10 Yurts You Will Want To Live In
A traditional yurt (from the Turkics) or ger (Mongolian) is a portable, round tent covered with skins or felt and used as a dwelling by nomads in the steppes of Central Asia.
The structure comprises an angled assembly or latticework of pieces of wood or bamboo for walls, a door frame, ribs (poles, rafters), and a wheel (crown, compression ring) possibly steam-bent.
The roof structure is often self-supporting, but large yurts may have interior posts supporting the crown.
The top of the wall of self-supporting yurts is prevented from spreading by means of a tension band which opposes the force of the roof ribs.
Modern yurts may be permanently built on a wooden platform; they may use modern materials such as steam-bent wooden framing or metal framing, canvas or tarpaulin, Plexiglas dome, wire rope, or radiant insulation.
A yurt is designed to be dismantled and the parts carried compactly on camels or yaks to be rebuilt on another site.
Complete construction takes around 2 hours. Enthusiasts in other countries have taken the visual idea of the yurt—a round, semi-permanent tent—and have adapted them.
Although those structures may be copied to some extent from the originals found in Central Asia, they often have some different features in their design that adapt them to different climate and use.
Check out these 10 amazing yurts that you would quite possibly want to live in after you see them.
1, Yurts are fantastic at staying warm in the colder months! This Yurt is big enough to house a big family with ease.
2, If you have a passion for excellence, you’ll love the Eagle Yurts. They are medium sized which can house a small family.
3, This Yurt named “The Sparrow” because it’s small, but strong. Available in 12′ and 14′ diameters.
4, A Mongolian yurt is primarily insulated with wool blankets. They are cheap and very easy to dismantle and move elsewhere.

## Given data
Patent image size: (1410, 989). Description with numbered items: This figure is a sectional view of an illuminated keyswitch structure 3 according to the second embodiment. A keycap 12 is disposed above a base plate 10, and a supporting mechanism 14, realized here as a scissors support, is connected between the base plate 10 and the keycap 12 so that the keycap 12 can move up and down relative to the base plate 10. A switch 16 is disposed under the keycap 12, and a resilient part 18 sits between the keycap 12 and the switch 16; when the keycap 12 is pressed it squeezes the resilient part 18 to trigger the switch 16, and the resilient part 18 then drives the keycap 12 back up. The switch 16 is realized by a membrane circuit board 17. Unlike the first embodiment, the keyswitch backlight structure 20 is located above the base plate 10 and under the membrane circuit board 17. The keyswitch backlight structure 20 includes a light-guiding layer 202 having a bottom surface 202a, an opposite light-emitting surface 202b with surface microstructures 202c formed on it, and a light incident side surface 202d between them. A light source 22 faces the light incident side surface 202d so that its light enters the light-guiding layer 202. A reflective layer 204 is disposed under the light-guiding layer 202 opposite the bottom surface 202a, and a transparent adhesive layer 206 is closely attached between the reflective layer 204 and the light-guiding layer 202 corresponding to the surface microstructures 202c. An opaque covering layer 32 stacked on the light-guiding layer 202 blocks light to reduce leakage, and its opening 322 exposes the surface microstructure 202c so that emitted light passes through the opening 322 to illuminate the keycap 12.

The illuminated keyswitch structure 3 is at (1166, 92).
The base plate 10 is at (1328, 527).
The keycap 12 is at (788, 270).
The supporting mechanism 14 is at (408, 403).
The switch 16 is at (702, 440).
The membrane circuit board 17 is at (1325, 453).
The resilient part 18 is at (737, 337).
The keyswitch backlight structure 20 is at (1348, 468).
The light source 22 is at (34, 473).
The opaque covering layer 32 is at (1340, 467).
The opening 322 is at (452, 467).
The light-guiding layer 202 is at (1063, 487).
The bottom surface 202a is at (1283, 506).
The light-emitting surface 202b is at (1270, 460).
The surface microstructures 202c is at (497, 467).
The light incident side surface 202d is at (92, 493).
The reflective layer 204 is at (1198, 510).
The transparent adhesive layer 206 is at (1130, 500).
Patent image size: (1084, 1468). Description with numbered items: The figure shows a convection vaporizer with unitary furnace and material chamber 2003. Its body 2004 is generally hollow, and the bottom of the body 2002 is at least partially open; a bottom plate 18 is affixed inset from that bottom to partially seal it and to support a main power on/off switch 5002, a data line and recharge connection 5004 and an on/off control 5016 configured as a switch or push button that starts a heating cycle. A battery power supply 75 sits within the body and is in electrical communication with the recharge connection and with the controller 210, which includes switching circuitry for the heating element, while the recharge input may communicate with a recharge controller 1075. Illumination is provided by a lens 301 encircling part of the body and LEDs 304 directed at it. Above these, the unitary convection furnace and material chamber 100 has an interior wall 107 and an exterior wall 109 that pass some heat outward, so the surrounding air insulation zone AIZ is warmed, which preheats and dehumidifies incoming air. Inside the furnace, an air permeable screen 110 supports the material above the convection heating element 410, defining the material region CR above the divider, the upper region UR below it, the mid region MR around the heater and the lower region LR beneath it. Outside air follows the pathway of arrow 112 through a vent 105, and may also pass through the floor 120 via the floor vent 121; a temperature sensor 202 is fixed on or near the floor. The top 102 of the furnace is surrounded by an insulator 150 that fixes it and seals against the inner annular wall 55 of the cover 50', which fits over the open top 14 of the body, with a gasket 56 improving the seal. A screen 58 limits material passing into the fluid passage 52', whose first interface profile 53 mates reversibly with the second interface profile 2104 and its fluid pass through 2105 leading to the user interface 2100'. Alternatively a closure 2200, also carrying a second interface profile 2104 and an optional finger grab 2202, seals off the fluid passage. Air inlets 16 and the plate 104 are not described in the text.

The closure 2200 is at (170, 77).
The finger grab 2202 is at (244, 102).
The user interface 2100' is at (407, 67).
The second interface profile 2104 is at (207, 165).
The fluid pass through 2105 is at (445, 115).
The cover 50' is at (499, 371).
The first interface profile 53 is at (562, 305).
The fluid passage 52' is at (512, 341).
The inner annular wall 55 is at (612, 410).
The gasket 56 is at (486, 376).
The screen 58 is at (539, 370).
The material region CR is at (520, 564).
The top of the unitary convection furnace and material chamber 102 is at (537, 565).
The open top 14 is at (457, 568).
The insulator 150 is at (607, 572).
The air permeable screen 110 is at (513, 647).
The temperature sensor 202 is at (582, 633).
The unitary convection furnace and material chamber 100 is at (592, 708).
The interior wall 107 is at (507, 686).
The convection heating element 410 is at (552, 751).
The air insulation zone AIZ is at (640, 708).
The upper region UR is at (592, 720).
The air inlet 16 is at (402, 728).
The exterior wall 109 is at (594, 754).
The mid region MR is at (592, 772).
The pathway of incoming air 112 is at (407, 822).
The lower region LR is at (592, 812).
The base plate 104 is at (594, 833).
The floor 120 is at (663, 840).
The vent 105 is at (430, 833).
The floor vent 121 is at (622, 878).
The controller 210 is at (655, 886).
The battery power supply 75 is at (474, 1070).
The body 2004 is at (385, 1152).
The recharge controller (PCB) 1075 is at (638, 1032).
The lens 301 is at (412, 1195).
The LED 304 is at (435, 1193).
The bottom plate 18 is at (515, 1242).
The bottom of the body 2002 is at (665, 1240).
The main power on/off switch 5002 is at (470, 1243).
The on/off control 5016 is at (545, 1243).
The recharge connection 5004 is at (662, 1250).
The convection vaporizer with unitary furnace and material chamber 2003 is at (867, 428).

## Aim of the task
Can you repeat word for word the part of the yurt article starting at "2, If you have" and ending at "and 14′ diameters."?

## Output
2, If you have a passion for excellence, you’ll love the Eagle Yurts. They are medium sized which can house a small family.
3, This Yurt named “The Sparrow” because it’s small, but strong. Available in 12′ and 14′ diameters.